Within the material below, find each line bearing the word "this" and present it.

(Figure data in JSON)
┄┄┄┄┄┄

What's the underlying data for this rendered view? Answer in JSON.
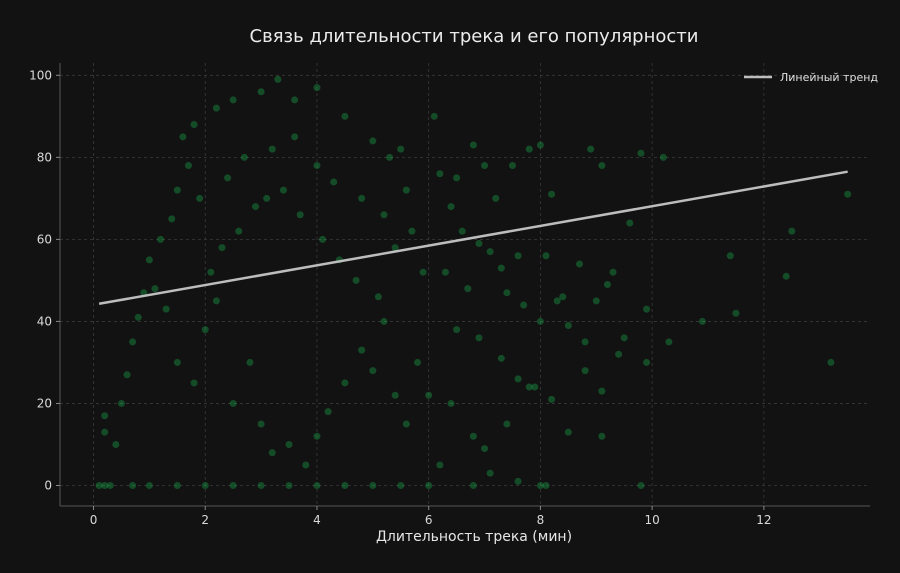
{
  "chart_data": {
    "type": "scatter",
    "title": "Связь длительности трека и его популярности",
    "xlabel": "Длительность трека (мин)",
    "ylabel": "",
    "xlim": [
      -0.6,
      13.9
    ],
    "ylim": [
      -5,
      103
    ],
    "xticks": [
      0,
      2,
      4,
      6,
      8,
      10,
      12
    ],
    "yticks": [
      0,
      20,
      40,
      60,
      80,
      100
    ],
    "grid": true,
    "legend_position": "top-right",
    "colors": {
      "background": "#121212",
      "plot_background": "#121212",
      "points": "#1DB954",
      "trend": "#bdbdbd",
      "grid": "#3a3a3a",
      "text": "#dcdcdc"
    },
    "series": [
      {
        "name": "",
        "type": "scatter",
        "point_opacity": 0.35,
        "sample_points": [
          [
            0.1,
            0
          ],
          [
            0.2,
            0
          ],
          [
            0.3,
            0
          ],
          [
            0.7,
            0
          ],
          [
            1.0,
            0
          ],
          [
            1.5,
            0
          ],
          [
            2.0,
            0
          ],
          [
            2.5,
            0
          ],
          [
            3.0,
            0
          ],
          [
            3.5,
            0
          ],
          [
            4.0,
            0
          ],
          [
            4.5,
            0
          ],
          [
            5.0,
            0
          ],
          [
            5.5,
            0
          ],
          [
            6.0,
            0
          ],
          [
            6.8,
            0
          ],
          [
            8.0,
            0
          ],
          [
            8.1,
            0
          ],
          [
            9.8,
            0
          ],
          [
            0.2,
            13
          ],
          [
            0.2,
            17
          ],
          [
            0.4,
            10
          ],
          [
            0.5,
            20
          ],
          [
            0.6,
            27
          ],
          [
            0.7,
            35
          ],
          [
            0.8,
            41
          ],
          [
            0.9,
            47
          ],
          [
            1.0,
            55
          ],
          [
            1.2,
            60
          ],
          [
            1.1,
            48
          ],
          [
            1.3,
            43
          ],
          [
            1.4,
            65
          ],
          [
            1.5,
            72
          ],
          [
            1.6,
            85
          ],
          [
            1.7,
            78
          ],
          [
            1.8,
            88
          ],
          [
            2.2,
            92
          ],
          [
            2.5,
            94
          ],
          [
            3.0,
            96
          ],
          [
            3.3,
            99
          ],
          [
            3.6,
            94
          ],
          [
            4.0,
            97
          ],
          [
            4.5,
            90
          ],
          [
            5.0,
            84
          ],
          [
            5.3,
            80
          ],
          [
            5.5,
            82
          ],
          [
            6.1,
            90
          ],
          [
            6.2,
            76
          ],
          [
            6.5,
            75
          ],
          [
            6.8,
            83
          ],
          [
            7.0,
            78
          ],
          [
            7.2,
            70
          ],
          [
            7.5,
            78
          ],
          [
            7.8,
            82
          ],
          [
            8.0,
            83
          ],
          [
            8.2,
            71
          ],
          [
            8.9,
            82
          ],
          [
            9.1,
            78
          ],
          [
            9.8,
            81
          ],
          [
            10.2,
            80
          ],
          [
            6.4,
            68
          ],
          [
            6.6,
            62
          ],
          [
            6.9,
            59
          ],
          [
            7.1,
            57
          ],
          [
            7.3,
            53
          ],
          [
            7.6,
            56
          ],
          [
            8.1,
            56
          ],
          [
            8.4,
            46
          ],
          [
            8.7,
            54
          ],
          [
            9.0,
            45
          ],
          [
            9.3,
            52
          ],
          [
            9.6,
            64
          ],
          [
            6.3,
            52
          ],
          [
            6.7,
            48
          ],
          [
            7.4,
            47
          ],
          [
            7.7,
            44
          ],
          [
            8.0,
            40
          ],
          [
            8.3,
            45
          ],
          [
            8.5,
            39
          ],
          [
            8.8,
            35
          ],
          [
            9.2,
            49
          ],
          [
            9.5,
            36
          ],
          [
            9.9,
            43
          ],
          [
            10.3,
            35
          ],
          [
            10.9,
            40
          ],
          [
            11.5,
            42
          ],
          [
            11.4,
            56
          ],
          [
            12.4,
            51
          ],
          [
            12.5,
            62
          ],
          [
            13.2,
            30
          ],
          [
            13.5,
            71
          ],
          [
            6.5,
            38
          ],
          [
            6.9,
            36
          ],
          [
            7.3,
            31
          ],
          [
            7.6,
            26
          ],
          [
            7.9,
            24
          ],
          [
            8.2,
            21
          ],
          [
            8.5,
            13
          ],
          [
            8.8,
            28
          ],
          [
            9.1,
            23
          ],
          [
            9.4,
            32
          ],
          [
            9.9,
            30
          ],
          [
            9.1,
            12
          ],
          [
            6.4,
            20
          ],
          [
            6.8,
            12
          ],
          [
            7.0,
            9
          ],
          [
            7.4,
            15
          ],
          [
            7.8,
            24
          ],
          [
            6.2,
            5
          ],
          [
            7.1,
            3
          ],
          [
            7.6,
            1
          ],
          [
            1.5,
            30
          ],
          [
            1.8,
            25
          ],
          [
            2.0,
            38
          ],
          [
            2.2,
            45
          ],
          [
            2.5,
            20
          ],
          [
            2.8,
            30
          ],
          [
            3.0,
            15
          ],
          [
            3.2,
            8
          ],
          [
            3.5,
            10
          ],
          [
            3.8,
            5
          ],
          [
            4.0,
            12
          ],
          [
            4.2,
            18
          ],
          [
            4.5,
            25
          ],
          [
            4.8,
            33
          ],
          [
            5.0,
            28
          ],
          [
            5.2,
            40
          ],
          [
            5.4,
            22
          ],
          [
            5.6,
            15
          ],
          [
            5.8,
            30
          ],
          [
            6.0,
            22
          ],
          [
            2.1,
            52
          ],
          [
            2.3,
            58
          ],
          [
            2.6,
            62
          ],
          [
            2.9,
            68
          ],
          [
            3.1,
            70
          ],
          [
            3.4,
            72
          ],
          [
            3.7,
            66
          ],
          [
            4.1,
            60
          ],
          [
            4.4,
            55
          ],
          [
            4.7,
            50
          ],
          [
            5.1,
            46
          ],
          [
            5.4,
            58
          ],
          [
            5.7,
            62
          ],
          [
            5.9,
            52
          ],
          [
            1.9,
            70
          ],
          [
            2.4,
            75
          ],
          [
            2.7,
            80
          ],
          [
            3.2,
            82
          ],
          [
            3.6,
            85
          ],
          [
            4.0,
            78
          ],
          [
            4.3,
            74
          ],
          [
            4.8,
            70
          ],
          [
            5.2,
            66
          ],
          [
            5.6,
            72
          ]
        ]
      },
      {
        "name": "Линейный тренд",
        "type": "line",
        "x": [
          0.1,
          13.5
        ],
        "y": [
          44.3,
          76.5
        ]
      }
    ]
  }
}
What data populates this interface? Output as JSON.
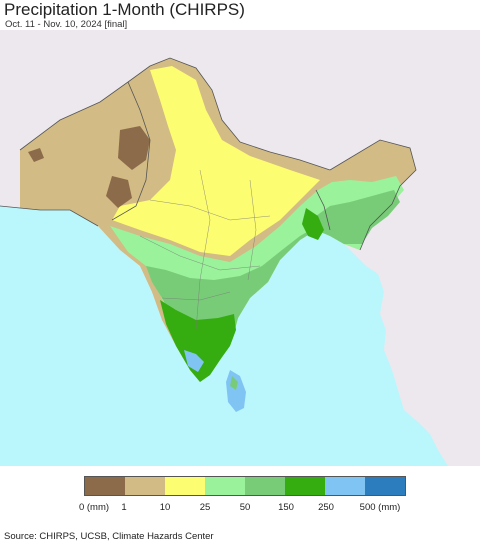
{
  "title": "Precipitation 1-Month (CHIRPS)",
  "subtitle": "Oct. 11 - Nov. 10, 2024 [final]",
  "legend": {
    "colors": [
      "#8c6b4a",
      "#d2bb85",
      "#fdfd72",
      "#9af29a",
      "#78cc78",
      "#35ad10",
      "#80c4f4",
      "#2b7dbe"
    ],
    "ticks": [
      "0 (mm)",
      "1",
      "10",
      "25",
      "50",
      "150",
      "250",
      "500 (mm)"
    ]
  },
  "source": "Source: CHIRPS, UCSB, Climate Hazards Center",
  "colors": {
    "ocean": "#baf7fd",
    "no_data_land": "#ece8ee",
    "borders": "#555555"
  }
}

┄┄┄┄┄┄

Answer to the exercise
What's the underlying data for this rendered view? Answer in JSON.
What data populates this interface? Output as JSON.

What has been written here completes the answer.